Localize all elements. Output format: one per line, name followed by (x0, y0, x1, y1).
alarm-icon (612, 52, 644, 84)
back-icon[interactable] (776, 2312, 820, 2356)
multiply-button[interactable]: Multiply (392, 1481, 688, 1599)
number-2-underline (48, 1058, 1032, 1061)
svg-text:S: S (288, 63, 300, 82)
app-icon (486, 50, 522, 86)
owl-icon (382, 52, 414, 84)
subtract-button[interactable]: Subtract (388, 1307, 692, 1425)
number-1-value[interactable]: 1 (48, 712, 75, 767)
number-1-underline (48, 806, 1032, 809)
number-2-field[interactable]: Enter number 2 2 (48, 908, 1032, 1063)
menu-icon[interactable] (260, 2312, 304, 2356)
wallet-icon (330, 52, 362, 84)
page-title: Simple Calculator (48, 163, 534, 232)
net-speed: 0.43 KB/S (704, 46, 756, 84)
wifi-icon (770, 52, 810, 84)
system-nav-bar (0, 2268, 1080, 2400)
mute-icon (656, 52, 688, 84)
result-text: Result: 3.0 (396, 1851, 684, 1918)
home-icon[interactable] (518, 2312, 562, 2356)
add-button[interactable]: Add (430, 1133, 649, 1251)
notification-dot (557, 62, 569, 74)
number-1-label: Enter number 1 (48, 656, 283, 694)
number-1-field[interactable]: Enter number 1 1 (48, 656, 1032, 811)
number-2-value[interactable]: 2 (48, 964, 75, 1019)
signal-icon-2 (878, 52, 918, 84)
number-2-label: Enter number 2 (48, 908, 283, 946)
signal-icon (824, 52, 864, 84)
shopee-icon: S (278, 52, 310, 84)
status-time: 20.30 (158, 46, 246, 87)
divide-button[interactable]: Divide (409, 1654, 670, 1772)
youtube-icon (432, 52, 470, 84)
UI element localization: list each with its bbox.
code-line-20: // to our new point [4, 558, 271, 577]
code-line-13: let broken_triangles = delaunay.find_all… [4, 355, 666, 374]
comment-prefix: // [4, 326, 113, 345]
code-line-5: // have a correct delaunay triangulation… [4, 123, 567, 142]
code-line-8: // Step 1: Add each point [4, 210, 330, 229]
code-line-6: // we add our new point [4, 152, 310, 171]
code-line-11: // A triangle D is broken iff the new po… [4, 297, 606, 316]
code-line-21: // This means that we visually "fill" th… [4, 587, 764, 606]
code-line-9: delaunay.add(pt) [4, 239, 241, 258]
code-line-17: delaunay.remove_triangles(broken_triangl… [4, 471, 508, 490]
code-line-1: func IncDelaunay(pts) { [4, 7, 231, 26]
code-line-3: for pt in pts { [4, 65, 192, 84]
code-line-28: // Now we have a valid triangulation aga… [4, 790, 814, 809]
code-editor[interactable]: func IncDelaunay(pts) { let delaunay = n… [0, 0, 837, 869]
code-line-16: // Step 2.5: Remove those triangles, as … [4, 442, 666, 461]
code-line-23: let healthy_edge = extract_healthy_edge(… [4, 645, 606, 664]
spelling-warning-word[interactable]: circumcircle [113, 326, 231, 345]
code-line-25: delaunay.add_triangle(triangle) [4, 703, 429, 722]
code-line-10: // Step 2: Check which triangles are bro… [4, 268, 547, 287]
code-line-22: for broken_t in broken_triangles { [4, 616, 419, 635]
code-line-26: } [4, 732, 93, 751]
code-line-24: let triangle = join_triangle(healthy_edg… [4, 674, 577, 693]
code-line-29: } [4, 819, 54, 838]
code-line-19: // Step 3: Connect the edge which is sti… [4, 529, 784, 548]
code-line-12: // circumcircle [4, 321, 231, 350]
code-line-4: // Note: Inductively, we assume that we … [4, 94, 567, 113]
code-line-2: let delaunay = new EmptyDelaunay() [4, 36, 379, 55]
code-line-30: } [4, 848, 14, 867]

--*--

Return every line of the entries unchanged, starting with the first line and going on through the line containing "code-line-3: for pt", including both of those lines.

→ Solution to the exercise
Localize all elements. Output format: one per line, name followed by (x0, y0, x1, y1).
alarm-icon (612, 52, 644, 84)
back-icon[interactable] (776, 2312, 820, 2356)
multiply-button[interactable]: Multiply (392, 1481, 688, 1599)
number-2-underline (48, 1058, 1032, 1061)
svg-text:S: S (288, 63, 300, 82)
app-icon (486, 50, 522, 86)
owl-icon (382, 52, 414, 84)
subtract-button[interactable]: Subtract (388, 1307, 692, 1425)
number-1-value[interactable]: 1 (48, 712, 75, 767)
number-1-underline (48, 806, 1032, 809)
number-2-field[interactable]: Enter number 2 2 (48, 908, 1032, 1063)
menu-icon[interactable] (260, 2312, 304, 2356)
wallet-icon (330, 52, 362, 84)
page-title: Simple Calculator (48, 163, 534, 232)
net-speed: 0.43 KB/S (704, 46, 756, 84)
wifi-icon (770, 52, 810, 84)
system-nav-bar (0, 2268, 1080, 2400)
mute-icon (656, 52, 688, 84)
result-text: Result: 3.0 (396, 1851, 684, 1918)
home-icon[interactable] (518, 2312, 562, 2356)
add-button[interactable]: Add (430, 1133, 649, 1251)
notification-dot (557, 62, 569, 74)
number-1-label: Enter number 1 (48, 656, 283, 694)
number-1-field[interactable]: Enter number 1 1 (48, 656, 1032, 811)
number-2-value[interactable]: 2 (48, 964, 75, 1019)
signal-icon-2 (878, 52, 918, 84)
number-2-label: Enter number 2 (48, 908, 283, 946)
signal-icon (824, 52, 864, 84)
shopee-icon: S (278, 52, 310, 84)
status-time: 20.30 (158, 46, 246, 87)
divide-button[interactable]: Divide (409, 1654, 670, 1772)
youtube-icon (432, 52, 470, 84)
UI element localization: list each with its bbox.
code-line-20: // to our new point [4, 558, 271, 577]
code-line-13: let broken_triangles = delaunay.find_all… [4, 355, 666, 374]
comment-prefix: // [4, 326, 113, 345]
code-line-5: // have a correct delaunay triangulation… [4, 123, 567, 142]
code-line-8: // Step 1: Add each point [4, 210, 330, 229]
code-line-6: // we add our new point [4, 152, 310, 171]
code-line-11: // A triangle D is broken iff the new po… [4, 297, 606, 316]
code-line-21: // This means that we visually "fill" th… [4, 587, 764, 606]
code-line-9: delaunay.add(pt) [4, 239, 241, 258]
code-line-17: delaunay.remove_triangles(broken_triangl… [4, 471, 508, 490]
code-line-1: func IncDelaunay(pts) { [4, 7, 231, 26]
code-line-3: for pt in pts { [4, 65, 192, 84]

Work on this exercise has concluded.